## Data entries:
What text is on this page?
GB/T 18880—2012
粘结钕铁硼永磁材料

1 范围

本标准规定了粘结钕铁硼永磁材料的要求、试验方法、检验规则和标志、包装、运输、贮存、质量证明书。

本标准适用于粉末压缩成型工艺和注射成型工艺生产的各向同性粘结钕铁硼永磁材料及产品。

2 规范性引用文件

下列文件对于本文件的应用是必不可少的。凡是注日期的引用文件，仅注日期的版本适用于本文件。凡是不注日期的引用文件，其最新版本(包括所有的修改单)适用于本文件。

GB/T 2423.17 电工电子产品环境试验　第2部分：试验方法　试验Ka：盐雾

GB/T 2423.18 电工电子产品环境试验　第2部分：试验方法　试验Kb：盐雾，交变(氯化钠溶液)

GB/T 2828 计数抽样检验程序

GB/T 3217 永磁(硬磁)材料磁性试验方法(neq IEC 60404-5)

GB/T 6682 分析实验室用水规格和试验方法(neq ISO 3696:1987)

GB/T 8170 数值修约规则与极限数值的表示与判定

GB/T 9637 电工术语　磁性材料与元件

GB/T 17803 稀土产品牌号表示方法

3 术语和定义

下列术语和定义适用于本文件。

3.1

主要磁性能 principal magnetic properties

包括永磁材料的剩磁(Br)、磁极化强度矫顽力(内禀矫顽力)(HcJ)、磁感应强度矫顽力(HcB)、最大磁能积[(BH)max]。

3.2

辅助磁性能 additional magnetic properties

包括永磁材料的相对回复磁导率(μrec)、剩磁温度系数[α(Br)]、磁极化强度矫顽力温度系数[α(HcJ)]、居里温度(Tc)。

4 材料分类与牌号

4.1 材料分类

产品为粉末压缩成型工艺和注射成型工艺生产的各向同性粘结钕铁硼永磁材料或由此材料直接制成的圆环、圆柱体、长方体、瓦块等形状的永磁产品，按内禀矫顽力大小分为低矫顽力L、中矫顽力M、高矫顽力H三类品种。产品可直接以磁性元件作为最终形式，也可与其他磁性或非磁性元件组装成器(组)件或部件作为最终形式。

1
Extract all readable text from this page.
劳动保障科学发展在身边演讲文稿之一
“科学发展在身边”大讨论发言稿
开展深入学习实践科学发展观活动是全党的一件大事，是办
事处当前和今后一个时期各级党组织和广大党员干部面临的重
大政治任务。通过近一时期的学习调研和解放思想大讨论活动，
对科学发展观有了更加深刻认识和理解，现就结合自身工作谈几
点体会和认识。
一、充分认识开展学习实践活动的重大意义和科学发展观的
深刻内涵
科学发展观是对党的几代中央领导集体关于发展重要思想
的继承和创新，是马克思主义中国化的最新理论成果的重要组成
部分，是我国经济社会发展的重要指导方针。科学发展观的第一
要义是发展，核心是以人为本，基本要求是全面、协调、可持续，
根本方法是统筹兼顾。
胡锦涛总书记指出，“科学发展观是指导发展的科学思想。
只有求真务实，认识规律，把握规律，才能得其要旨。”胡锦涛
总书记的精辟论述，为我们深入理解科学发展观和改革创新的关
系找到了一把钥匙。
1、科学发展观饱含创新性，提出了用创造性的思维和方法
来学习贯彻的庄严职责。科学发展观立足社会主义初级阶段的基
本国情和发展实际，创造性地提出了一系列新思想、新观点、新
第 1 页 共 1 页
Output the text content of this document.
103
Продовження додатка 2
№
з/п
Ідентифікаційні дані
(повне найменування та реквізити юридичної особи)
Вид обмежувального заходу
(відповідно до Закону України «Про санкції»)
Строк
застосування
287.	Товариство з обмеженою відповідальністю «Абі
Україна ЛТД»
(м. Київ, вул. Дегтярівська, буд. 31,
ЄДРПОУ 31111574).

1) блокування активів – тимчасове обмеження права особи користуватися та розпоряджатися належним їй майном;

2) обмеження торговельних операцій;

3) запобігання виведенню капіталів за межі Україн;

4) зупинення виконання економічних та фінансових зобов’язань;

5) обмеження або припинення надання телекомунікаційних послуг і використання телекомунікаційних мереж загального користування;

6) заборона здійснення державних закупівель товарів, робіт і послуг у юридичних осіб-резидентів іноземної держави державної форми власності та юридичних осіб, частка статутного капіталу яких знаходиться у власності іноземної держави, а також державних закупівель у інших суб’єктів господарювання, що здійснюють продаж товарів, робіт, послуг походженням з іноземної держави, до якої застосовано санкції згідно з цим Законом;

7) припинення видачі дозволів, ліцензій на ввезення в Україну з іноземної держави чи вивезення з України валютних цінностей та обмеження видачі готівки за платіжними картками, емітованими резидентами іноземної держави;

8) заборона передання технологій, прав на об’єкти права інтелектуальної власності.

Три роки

## Your instructions:
List each line holding the string "права".

## Response to the task:
1) блокування активів – тимчасове обмеження права особи користуватися та розпоряджатися належним їй майном;
8) заборона передання технологій, прав на об’єкти права інтелектуальної власності.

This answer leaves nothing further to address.